(Items from a figure collection)

■ ■ ■ ■ ■ ■ ■

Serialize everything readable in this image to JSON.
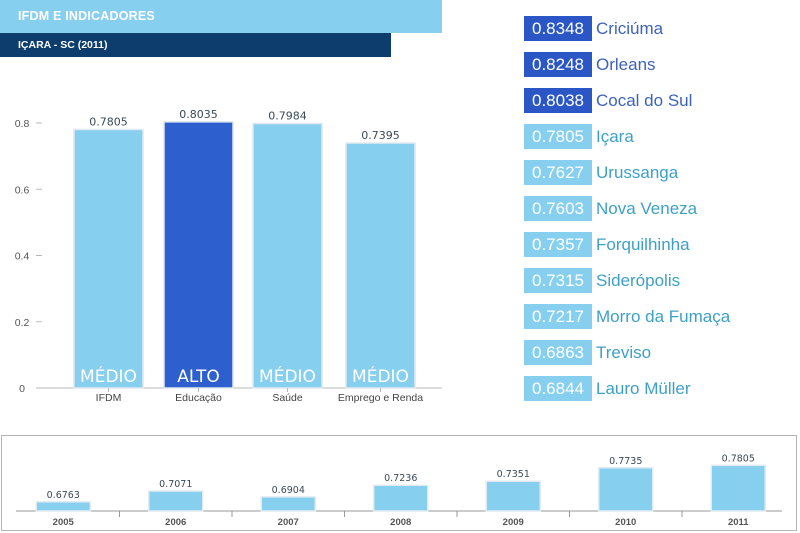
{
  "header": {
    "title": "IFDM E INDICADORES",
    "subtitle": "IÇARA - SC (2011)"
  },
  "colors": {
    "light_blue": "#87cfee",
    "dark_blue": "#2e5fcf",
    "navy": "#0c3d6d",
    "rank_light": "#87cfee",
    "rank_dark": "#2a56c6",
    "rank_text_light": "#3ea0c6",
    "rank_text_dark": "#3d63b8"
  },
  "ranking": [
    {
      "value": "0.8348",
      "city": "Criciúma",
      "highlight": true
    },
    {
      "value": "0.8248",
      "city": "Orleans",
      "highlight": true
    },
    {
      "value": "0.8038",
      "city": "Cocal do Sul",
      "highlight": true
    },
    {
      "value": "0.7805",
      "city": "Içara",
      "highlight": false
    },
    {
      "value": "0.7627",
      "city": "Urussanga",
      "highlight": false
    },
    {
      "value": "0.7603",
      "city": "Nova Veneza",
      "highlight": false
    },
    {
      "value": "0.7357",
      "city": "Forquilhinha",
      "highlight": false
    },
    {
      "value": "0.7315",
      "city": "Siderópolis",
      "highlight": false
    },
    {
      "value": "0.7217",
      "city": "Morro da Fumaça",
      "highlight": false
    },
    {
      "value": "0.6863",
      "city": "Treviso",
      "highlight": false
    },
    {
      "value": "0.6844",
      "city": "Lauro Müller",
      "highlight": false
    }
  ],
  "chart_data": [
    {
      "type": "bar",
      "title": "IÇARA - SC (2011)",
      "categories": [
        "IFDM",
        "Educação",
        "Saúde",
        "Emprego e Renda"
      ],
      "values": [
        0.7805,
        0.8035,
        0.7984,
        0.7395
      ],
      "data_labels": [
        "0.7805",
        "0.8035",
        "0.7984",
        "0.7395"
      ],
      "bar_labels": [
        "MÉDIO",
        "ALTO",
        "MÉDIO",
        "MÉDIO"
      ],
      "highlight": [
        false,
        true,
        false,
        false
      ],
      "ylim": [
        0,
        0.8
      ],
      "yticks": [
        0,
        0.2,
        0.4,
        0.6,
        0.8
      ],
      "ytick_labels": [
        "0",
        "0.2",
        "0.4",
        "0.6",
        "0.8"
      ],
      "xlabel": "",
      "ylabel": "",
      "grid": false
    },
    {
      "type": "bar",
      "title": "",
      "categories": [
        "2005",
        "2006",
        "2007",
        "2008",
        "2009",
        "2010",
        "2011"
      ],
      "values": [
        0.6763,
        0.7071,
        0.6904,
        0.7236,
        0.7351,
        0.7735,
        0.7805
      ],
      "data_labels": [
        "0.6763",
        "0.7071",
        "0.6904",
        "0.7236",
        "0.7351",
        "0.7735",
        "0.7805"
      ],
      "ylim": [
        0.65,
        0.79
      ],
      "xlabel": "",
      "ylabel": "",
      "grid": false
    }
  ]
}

■ ■ ■ ■ ■ ■ ■

Problem requirements:
Using the data above, write out every line exactly, leaving the images behind.

Full output:
Serialize everything readable in this image to JSON.
{
  "header": {
    "title": "IFDM E INDICADORES",
    "subtitle": "IÇARA - SC (2011)"
  },
  "colors": {
    "light_blue": "#87cfee",
    "dark_blue": "#2e5fcf",
    "navy": "#0c3d6d",
    "rank_light": "#87cfee",
    "rank_dark": "#2a56c6",
    "rank_text_light": "#3ea0c6",
    "rank_text_dark": "#3d63b8"
  },
  "ranking": [
    {
      "value": "0.8348",
      "city": "Criciúma",
      "highlight": true
    },
    {
      "value": "0.8248",
      "city": "Orleans",
      "highlight": true
    },
    {
      "value": "0.8038",
      "city": "Cocal do Sul",
      "highlight": true
    },
    {
      "value": "0.7805",
      "city": "Içara",
      "highlight": false
    },
    {
      "value": "0.7627",
      "city": "Urussanga",
      "highlight": false
    },
    {
      "value": "0.7603",
      "city": "Nova Veneza",
      "highlight": false
    },
    {
      "value": "0.7357",
      "city": "Forquilhinha",
      "highlight": false
    },
    {
      "value": "0.7315",
      "city": "Siderópolis",
      "highlight": false
    },
    {
      "value": "0.7217",
      "city": "Morro da Fumaça",
      "highlight": false
    },
    {
      "value": "0.6863",
      "city": "Treviso",
      "highlight": false
    },
    {
      "value": "0.6844",
      "city": "Lauro Müller",
      "highlight": false
    }
  ],
  "chart_data": [
    {
      "type": "bar",
      "title": "IÇARA - SC (2011)",
      "categories": [
        "IFDM",
        "Educação",
        "Saúde",
        "Emprego e Renda"
      ],
      "values": [
        0.7805,
        0.8035,
        0.7984,
        0.7395
      ],
      "data_labels": [
        "0.7805",
        "0.8035",
        "0.7984",
        "0.7395"
      ],
      "bar_labels": [
        "MÉDIO",
        "ALTO",
        "MÉDIO",
        "MÉDIO"
      ],
      "highlight": [
        false,
        true,
        false,
        false
      ],
      "ylim": [
        0,
        0.8
      ],
      "yticks": [
        0,
        0.2,
        0.4,
        0.6,
        0.8
      ],
      "ytick_labels": [
        "0",
        "0.2",
        "0.4",
        "0.6",
        "0.8"
      ],
      "xlabel": "",
      "ylabel": "",
      "grid": false
    },
    {
      "type": "bar",
      "title": "",
      "categories": [
        "2005",
        "2006",
        "2007",
        "2008",
        "2009",
        "2010",
        "2011"
      ],
      "values": [
        0.6763,
        0.7071,
        0.6904,
        0.7236,
        0.7351,
        0.7735,
        0.7805
      ],
      "data_labels": [
        "0.6763",
        "0.7071",
        "0.6904",
        "0.7236",
        "0.7351",
        "0.7735",
        "0.7805"
      ],
      "ylim": [
        0.65,
        0.79
      ],
      "xlabel": "",
      "ylabel": "",
      "grid": false
    }
  ]
}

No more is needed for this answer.